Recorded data
———

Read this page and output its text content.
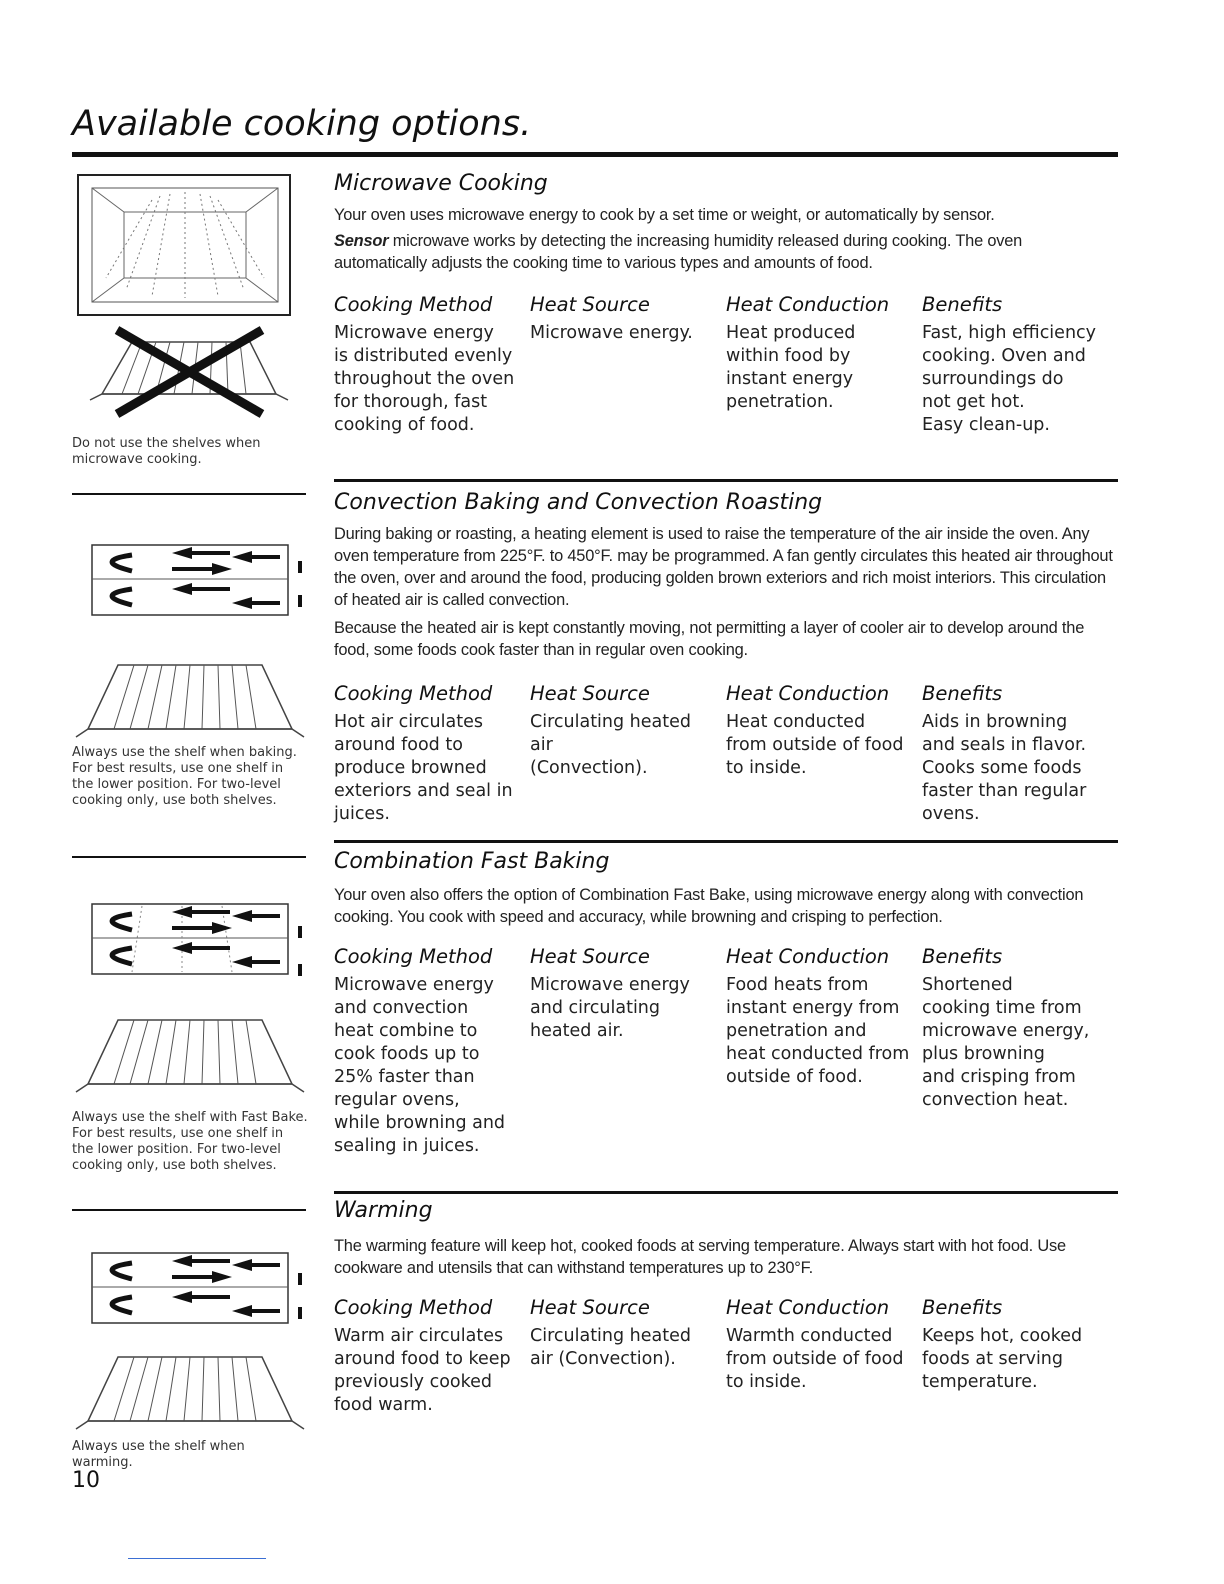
Available cooking options.
Do not use the shelves when microwave cooking.
Microwave Cooking

Your oven uses microwave energy to cook by a set time or weight, or automatically by sensor.

Sensor microwave works by detecting the increasing humidity released during cooking. The oven automatically adjusts the cooking time to various types and amounts of food.

Cooking Method
Microwave energy
is distributed evenly
throughout the oven
for thorough, fast
cooking of food.
Heat Source
Microwave energy.
Heat Conduction
Heat produced
within food by
instant energy
penetration.
Benefits
Fast, high efficiency
cooking. Oven and
surroundings do
not get hot.
Easy clean-up.
Always use the shelf when baking. For best results, use one shelf in the lower position. For two-level cooking only, use both shelves.
Convection Baking and Convection Roasting

During baking or roasting, a heating element is used to raise the temperature of the air inside the oven. Any oven temperature from 225°F. to 450°F. may be programmed. A fan gently circulates this heated air throughout the oven, over and around the food, producing golden brown exteriors and rich moist interiors. This circulation of heated air is called convection.

Because the heated air is kept constantly moving, not permitting a layer of cooler air to develop around the food, some foods cook faster than in regular oven cooking.

Cooking Method
Hot air circulates
around food to
produce browned
exteriors and seal in
juices.
Heat Source
Circulating heated
air
(Convection).
Heat Conduction
Heat conducted
from outside of food
to inside.
Benefits
Aids in browning
and seals in flavor.
Cooks some foods
faster than regular
ovens.
Always use the shelf with Fast Bake. For best results, use one shelf in the lower position. For two-level cooking only, use both shelves.
Combination Fast Baking

Your oven also offers the option of Combination Fast Bake, using microwave energy along with convection cooking. You cook with speed and accuracy, while browning and crisping to perfection.

Cooking Method
Microwave energy
and convection
heat combine to
cook foods up to
25% faster than
regular ovens,
while browning and
sealing in juices.
Heat Source
Microwave energy
and circulating
heated air.
Heat Conduction
Food heats from
instant energy from
penetration and
heat conducted from
outside of food.
Benefits
Shortened
cooking time from
microwave energy,
plus browning
and crisping from
convection heat.
Always use the shelf when warming.
Warming

The warming feature will keep hot, cooked foods at serving temperature. Always start with hot food. Use cookware and utensils that can withstand temperatures up to 230°F.

Cooking Method
Warm air circulates
around food to keep
previously cooked
food warm.
Heat Source
Circulating heated
air (Convection).
Heat Conduction
Warmth conducted
from outside of food
to inside.
Benefits
Keeps hot, cooked
foods at serving
temperature.

10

———

*Exercise instructions*
Counting only lines of the data above that hold "foods", report the total and nothing else.

*Written answer*
5